> [TASK TO COMPLETE]: Reproduce the records word for word from their start through the line containing "The lip 104 is at (449, 478).", both ends included. Leave the pictures out of your answer.

> [DATA FOR PROCESSING]:
:::

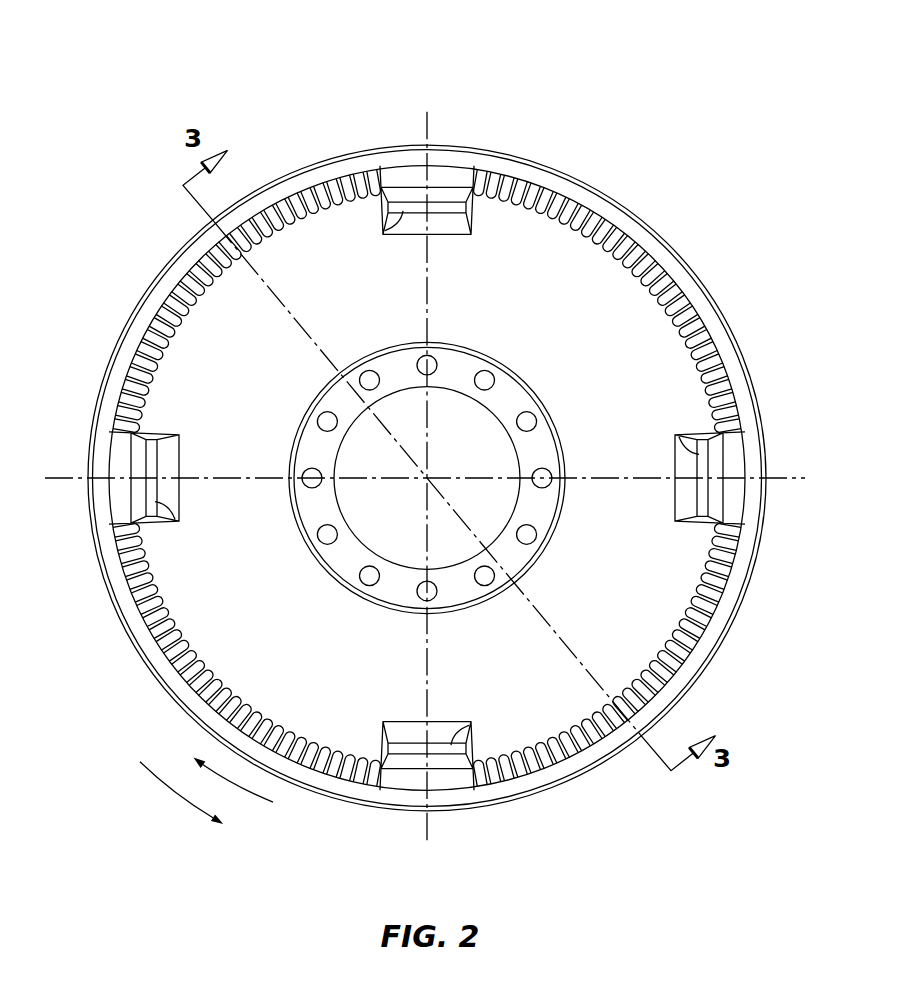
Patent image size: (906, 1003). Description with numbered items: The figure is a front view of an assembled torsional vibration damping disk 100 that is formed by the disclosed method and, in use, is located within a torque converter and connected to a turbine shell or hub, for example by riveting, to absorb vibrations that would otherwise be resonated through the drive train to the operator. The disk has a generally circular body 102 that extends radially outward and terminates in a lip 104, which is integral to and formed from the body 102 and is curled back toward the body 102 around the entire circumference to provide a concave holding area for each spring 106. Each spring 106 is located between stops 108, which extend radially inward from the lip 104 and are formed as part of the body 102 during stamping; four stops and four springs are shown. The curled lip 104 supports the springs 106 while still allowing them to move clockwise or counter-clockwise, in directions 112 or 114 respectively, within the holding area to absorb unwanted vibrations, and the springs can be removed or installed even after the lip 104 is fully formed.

The assembled torsional vibration damping disk 100 is at (425, 427).
The body 102 is at (397, 478).
The lip 104 is at (449, 478).
The spring 106 is at (403, 465).
The stops 108 is at (425, 474).
The clockwise direction 112 is at (234, 819).
The counter-clockwise direction 114 is at (155, 802).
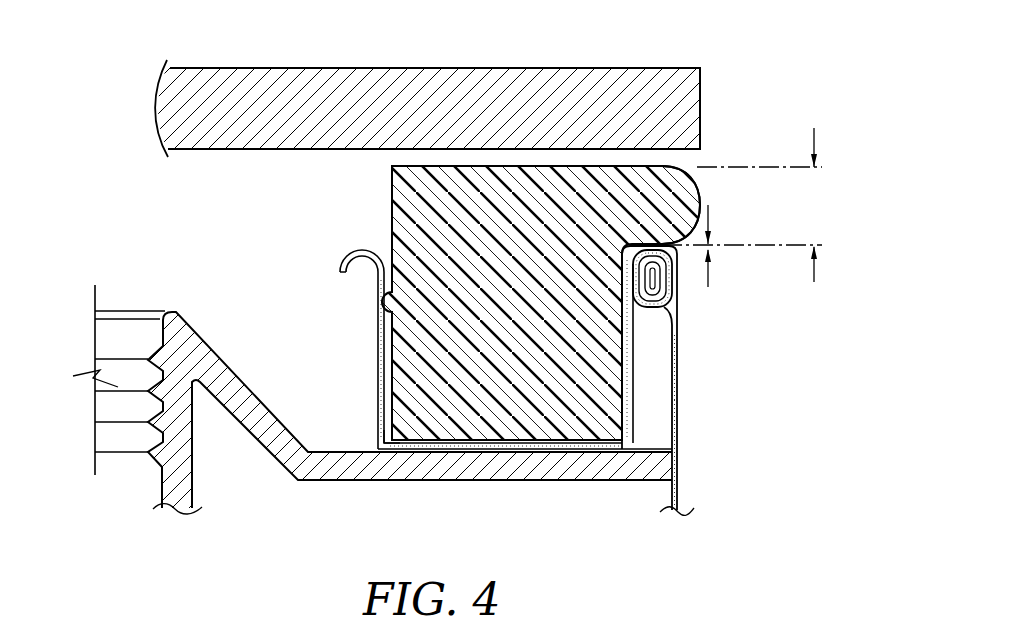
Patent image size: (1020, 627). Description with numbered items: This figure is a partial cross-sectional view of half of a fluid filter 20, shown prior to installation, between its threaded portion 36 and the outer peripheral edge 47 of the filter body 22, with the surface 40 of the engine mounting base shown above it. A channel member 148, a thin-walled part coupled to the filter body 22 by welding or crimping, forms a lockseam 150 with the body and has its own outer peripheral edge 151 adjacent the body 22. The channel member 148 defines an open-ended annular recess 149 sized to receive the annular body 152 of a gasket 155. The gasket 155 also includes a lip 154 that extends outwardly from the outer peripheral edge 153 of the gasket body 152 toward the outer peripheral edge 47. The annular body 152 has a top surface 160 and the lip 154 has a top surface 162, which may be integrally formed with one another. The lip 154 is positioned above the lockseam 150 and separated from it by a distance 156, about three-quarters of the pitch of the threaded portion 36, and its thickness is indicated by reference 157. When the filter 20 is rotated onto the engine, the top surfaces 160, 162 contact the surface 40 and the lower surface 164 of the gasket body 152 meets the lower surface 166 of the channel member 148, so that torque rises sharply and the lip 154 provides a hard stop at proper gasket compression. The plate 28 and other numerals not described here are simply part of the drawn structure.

The fluid filter 20 is at (714, 469).
The filter body 22 is at (676, 485).
The bottom panel 28 is at (510, 480).
The threaded portion 36 is at (160, 405).
The surface of the engine mounting base 40 is at (236, 150).
The outer peripheral edge 47 is at (678, 325).
The channel member 148 is at (380, 353).
The annular recess 149 is at (387, 441).
The lockseam 150 is at (674, 285).
The outer peripheral edge of the channel member 151 is at (634, 393).
The annular body 152 is at (540, 316).
The outer peripheral edge of the gasket body 153 is at (623, 337).
The lip 154 is at (677, 214).
The gasket 155 is at (392, 188).
The distance 156 is at (708, 287).
The lip thickness 157 is at (814, 128).
The top surface of the annular body 160 is at (463, 165).
The top surface of the lip 162 is at (670, 165).
The lower surface of the gasket body 164 is at (462, 440).
The lower surface of the channel member 166 is at (408, 452).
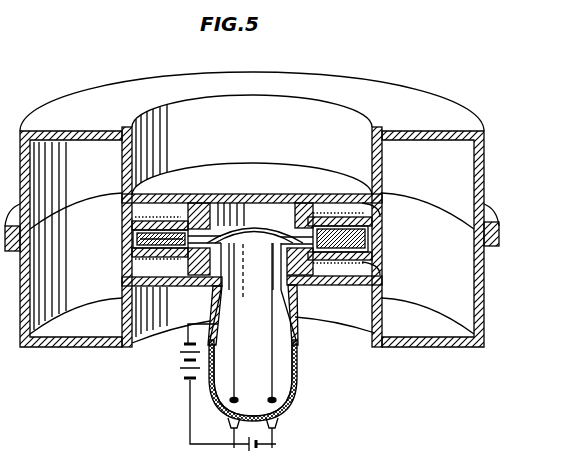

:::

> [OUTPUT OF THE EXERCISE]:
Patent image size: (906, 1003). Description with numbered items: The figure is a front view of an assembled torsional vibration damping disk 100 that is formed by the disclosed method and, in use, is located within a torque converter and connected to a turbine shell or hub, for example by riveting, to absorb vibrations that would otherwise be resonated through the drive train to the operator. The disk has a generally circular body 102 that extends radially outward and terminates in a lip 104, which is integral to and formed from the body 102 and is curled back toward the body 102 around the entire circumference to provide a concave holding area for each spring 106. Each spring 106 is located between stops 108, which extend radially inward from the lip 104 and are formed as part of the body 102 during stamping; four stops and four springs are shown. The curled lip 104 supports the springs 106 while still allowing them to move clockwise or counter-clockwise, in directions 112 or 114 respectively, within the holding area to absorb unwanted vibrations, and the springs can be removed or installed even after the lip 104 is fully formed.

The assembled torsional vibration damping disk 100 is at (425, 427).
The body 102 is at (397, 478).
The lip 104 is at (449, 478).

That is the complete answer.